---- Supplied data

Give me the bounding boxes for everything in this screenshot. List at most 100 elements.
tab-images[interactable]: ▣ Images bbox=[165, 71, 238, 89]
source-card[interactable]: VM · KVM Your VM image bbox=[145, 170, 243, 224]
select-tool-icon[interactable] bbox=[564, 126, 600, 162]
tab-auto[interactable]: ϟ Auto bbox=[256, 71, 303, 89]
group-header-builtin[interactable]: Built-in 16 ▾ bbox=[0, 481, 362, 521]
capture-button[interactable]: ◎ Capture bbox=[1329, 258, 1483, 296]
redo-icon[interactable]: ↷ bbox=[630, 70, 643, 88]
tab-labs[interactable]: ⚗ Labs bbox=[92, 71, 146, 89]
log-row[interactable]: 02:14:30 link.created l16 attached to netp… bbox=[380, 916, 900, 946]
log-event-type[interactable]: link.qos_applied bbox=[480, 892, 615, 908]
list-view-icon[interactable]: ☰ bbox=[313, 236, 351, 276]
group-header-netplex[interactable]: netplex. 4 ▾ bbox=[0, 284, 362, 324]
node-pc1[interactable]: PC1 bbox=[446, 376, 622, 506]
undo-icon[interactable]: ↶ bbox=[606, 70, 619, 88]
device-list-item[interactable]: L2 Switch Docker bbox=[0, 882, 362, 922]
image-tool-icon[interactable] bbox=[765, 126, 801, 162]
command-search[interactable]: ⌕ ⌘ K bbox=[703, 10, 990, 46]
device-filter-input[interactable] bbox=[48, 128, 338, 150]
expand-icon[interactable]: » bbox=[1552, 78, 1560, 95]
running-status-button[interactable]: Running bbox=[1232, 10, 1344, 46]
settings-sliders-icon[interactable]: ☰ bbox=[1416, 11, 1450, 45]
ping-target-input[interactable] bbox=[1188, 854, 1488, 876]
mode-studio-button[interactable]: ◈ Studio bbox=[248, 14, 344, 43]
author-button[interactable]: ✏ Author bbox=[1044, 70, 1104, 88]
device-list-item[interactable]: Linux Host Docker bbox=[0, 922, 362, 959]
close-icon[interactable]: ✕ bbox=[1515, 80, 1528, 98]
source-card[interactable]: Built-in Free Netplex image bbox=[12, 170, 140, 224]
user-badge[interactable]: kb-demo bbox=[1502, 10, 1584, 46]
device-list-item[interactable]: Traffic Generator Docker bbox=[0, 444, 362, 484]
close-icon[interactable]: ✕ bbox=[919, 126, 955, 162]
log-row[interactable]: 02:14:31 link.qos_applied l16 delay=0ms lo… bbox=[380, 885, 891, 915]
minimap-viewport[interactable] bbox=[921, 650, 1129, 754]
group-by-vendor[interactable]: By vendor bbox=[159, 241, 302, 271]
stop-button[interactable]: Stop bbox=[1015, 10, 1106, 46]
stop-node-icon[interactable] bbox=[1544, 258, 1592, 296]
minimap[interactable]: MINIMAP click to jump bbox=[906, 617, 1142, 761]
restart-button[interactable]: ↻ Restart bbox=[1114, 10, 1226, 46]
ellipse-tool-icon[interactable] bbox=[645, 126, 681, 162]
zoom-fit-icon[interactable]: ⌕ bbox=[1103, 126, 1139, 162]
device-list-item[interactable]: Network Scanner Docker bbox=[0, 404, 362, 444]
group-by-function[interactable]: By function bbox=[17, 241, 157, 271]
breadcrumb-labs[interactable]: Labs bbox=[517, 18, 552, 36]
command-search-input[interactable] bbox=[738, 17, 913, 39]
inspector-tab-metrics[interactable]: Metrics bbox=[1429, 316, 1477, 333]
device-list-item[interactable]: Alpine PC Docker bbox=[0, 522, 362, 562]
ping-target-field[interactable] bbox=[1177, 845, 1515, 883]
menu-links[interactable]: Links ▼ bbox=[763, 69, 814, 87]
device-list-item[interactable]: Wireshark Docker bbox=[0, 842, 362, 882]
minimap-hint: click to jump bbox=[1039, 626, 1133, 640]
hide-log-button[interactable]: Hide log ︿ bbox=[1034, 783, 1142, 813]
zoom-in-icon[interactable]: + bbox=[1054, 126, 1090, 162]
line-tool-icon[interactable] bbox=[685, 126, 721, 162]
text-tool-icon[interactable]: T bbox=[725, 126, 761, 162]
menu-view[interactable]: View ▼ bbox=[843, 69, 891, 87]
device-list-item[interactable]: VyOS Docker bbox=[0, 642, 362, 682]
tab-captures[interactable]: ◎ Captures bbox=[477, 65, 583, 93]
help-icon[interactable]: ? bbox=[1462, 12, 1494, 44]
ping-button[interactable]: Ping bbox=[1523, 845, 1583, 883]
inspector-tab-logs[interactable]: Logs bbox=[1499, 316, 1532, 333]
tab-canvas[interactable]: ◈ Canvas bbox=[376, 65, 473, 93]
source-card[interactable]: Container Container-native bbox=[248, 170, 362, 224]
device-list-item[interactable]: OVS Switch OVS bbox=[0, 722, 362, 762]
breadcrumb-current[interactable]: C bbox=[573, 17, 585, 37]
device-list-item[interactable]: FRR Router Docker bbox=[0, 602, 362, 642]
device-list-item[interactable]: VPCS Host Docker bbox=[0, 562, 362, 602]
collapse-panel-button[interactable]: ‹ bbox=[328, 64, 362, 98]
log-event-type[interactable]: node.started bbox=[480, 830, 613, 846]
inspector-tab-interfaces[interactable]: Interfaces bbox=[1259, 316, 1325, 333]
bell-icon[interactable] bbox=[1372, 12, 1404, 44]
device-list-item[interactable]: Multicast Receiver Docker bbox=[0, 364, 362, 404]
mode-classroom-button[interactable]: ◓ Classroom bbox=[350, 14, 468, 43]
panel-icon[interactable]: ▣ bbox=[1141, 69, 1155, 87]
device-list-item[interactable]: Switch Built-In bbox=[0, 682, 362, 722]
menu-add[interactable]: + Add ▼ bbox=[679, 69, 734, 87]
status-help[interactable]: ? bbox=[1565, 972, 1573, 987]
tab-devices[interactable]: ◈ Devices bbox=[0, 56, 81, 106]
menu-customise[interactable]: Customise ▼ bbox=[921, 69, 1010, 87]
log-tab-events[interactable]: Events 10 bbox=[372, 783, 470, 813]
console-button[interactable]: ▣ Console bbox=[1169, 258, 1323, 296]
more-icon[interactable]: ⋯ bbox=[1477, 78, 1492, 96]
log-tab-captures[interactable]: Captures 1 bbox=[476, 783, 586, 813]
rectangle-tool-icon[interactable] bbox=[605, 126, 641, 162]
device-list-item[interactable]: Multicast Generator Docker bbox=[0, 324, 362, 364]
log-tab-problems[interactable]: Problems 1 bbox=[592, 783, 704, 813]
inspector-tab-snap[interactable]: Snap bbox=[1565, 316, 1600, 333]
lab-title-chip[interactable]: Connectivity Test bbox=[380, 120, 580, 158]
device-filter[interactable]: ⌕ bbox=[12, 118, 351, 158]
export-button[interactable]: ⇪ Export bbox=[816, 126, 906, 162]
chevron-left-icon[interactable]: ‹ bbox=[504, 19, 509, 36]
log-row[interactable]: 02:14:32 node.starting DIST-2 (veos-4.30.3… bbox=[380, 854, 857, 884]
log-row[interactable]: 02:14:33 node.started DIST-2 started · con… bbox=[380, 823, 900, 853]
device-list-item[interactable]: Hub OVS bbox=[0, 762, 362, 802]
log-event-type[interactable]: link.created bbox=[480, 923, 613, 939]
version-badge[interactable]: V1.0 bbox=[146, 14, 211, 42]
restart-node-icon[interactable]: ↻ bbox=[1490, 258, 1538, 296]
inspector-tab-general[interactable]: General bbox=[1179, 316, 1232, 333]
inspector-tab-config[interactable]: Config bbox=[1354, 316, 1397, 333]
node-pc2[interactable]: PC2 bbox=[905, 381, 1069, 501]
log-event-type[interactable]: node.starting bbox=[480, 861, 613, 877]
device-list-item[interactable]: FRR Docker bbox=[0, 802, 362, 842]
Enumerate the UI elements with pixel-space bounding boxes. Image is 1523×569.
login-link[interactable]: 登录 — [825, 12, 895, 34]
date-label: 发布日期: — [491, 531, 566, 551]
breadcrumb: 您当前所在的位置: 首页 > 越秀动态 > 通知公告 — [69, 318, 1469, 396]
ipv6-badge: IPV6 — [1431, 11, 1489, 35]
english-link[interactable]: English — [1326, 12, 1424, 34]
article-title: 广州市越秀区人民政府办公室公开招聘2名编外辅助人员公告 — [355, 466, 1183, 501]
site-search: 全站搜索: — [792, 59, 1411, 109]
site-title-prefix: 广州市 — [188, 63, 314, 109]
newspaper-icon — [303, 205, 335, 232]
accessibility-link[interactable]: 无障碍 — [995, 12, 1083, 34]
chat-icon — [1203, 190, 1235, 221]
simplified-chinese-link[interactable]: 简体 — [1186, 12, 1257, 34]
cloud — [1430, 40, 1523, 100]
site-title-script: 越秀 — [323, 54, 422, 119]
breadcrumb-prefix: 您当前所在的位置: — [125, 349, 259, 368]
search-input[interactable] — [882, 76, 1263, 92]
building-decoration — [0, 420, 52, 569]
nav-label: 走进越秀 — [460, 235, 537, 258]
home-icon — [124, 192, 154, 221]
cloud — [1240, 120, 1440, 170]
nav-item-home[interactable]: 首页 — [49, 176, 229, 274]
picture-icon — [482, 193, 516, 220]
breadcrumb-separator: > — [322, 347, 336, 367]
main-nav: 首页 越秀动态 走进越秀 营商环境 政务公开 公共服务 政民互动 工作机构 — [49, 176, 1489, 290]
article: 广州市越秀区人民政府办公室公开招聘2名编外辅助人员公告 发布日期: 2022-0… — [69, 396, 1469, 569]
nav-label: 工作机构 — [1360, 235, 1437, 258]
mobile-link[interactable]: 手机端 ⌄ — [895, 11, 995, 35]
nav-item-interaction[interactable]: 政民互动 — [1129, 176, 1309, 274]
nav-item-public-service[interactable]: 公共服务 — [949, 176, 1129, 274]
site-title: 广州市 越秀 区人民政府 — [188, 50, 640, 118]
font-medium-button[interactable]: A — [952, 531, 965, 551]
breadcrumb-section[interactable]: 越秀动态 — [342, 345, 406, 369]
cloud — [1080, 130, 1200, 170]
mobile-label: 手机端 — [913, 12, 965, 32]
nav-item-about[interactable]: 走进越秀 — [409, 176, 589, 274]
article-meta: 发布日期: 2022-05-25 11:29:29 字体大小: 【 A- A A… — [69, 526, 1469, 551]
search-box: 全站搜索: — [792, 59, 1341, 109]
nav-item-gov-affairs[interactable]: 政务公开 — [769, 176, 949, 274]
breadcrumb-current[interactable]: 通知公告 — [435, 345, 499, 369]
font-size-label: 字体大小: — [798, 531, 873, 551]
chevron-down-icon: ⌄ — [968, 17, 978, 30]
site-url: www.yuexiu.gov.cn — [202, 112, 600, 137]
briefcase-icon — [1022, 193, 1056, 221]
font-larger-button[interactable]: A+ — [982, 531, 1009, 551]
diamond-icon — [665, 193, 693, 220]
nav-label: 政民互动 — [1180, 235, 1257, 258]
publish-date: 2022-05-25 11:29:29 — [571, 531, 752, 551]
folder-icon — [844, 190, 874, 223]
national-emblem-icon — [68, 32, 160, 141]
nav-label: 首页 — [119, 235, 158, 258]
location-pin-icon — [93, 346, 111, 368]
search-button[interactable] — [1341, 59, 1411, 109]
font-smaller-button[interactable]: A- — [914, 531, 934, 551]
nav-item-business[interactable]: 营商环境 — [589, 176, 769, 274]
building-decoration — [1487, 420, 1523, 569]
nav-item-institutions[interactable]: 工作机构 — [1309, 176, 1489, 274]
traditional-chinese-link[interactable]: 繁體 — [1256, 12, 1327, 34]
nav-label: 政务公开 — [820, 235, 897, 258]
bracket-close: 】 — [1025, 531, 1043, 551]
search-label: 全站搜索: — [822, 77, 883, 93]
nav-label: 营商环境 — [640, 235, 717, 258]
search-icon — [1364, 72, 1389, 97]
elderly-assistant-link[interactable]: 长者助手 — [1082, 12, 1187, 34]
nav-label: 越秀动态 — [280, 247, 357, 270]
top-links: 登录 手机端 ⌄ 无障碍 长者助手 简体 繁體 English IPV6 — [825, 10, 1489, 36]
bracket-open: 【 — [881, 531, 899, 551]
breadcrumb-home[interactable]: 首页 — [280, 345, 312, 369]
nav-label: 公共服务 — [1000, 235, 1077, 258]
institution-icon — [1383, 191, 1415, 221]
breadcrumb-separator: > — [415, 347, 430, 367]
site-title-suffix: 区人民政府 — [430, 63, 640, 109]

--------

**Directions**
Please reproduce word for word the stretch of lines from the very first one through the line that contains "ping-target-input[interactable] bbox=[1188, 854, 1488, 876]", including both.

**Solution**
Give me the bounding boxes for everything in this screenshot. List at most 100 elements.
tab-images[interactable]: ▣ Images bbox=[165, 71, 238, 89]
source-card[interactable]: VM · KVM Your VM image bbox=[145, 170, 243, 224]
select-tool-icon[interactable] bbox=[564, 126, 600, 162]
tab-auto[interactable]: ϟ Auto bbox=[256, 71, 303, 89]
group-header-builtin[interactable]: Built-in 16 ▾ bbox=[0, 481, 362, 521]
capture-button[interactable]: ◎ Capture bbox=[1329, 258, 1483, 296]
redo-icon[interactable]: ↷ bbox=[630, 70, 643, 88]
tab-labs[interactable]: ⚗ Labs bbox=[92, 71, 146, 89]
log-row[interactable]: 02:14:30 link.created l16 attached to netp… bbox=[380, 916, 900, 946]
log-event-type[interactable]: link.qos_applied bbox=[480, 892, 615, 908]
list-view-icon[interactable]: ☰ bbox=[313, 236, 351, 276]
group-header-netplex[interactable]: netplex. 4 ▾ bbox=[0, 284, 362, 324]
node-pc1[interactable]: PC1 bbox=[446, 376, 622, 506]
undo-icon[interactable]: ↶ bbox=[606, 70, 619, 88]
device-list-item[interactable]: L2 Switch Docker bbox=[0, 882, 362, 922]
image-tool-icon[interactable] bbox=[765, 126, 801, 162]
command-search[interactable]: ⌕ ⌘ K bbox=[703, 10, 990, 46]
device-filter-input[interactable] bbox=[48, 128, 338, 150]
expand-icon[interactable]: » bbox=[1552, 78, 1560, 95]
running-status-button[interactable]: Running bbox=[1232, 10, 1344, 46]
settings-sliders-icon[interactable]: ☰ bbox=[1416, 11, 1450, 45]
ping-target-input[interactable] bbox=[1188, 854, 1488, 876]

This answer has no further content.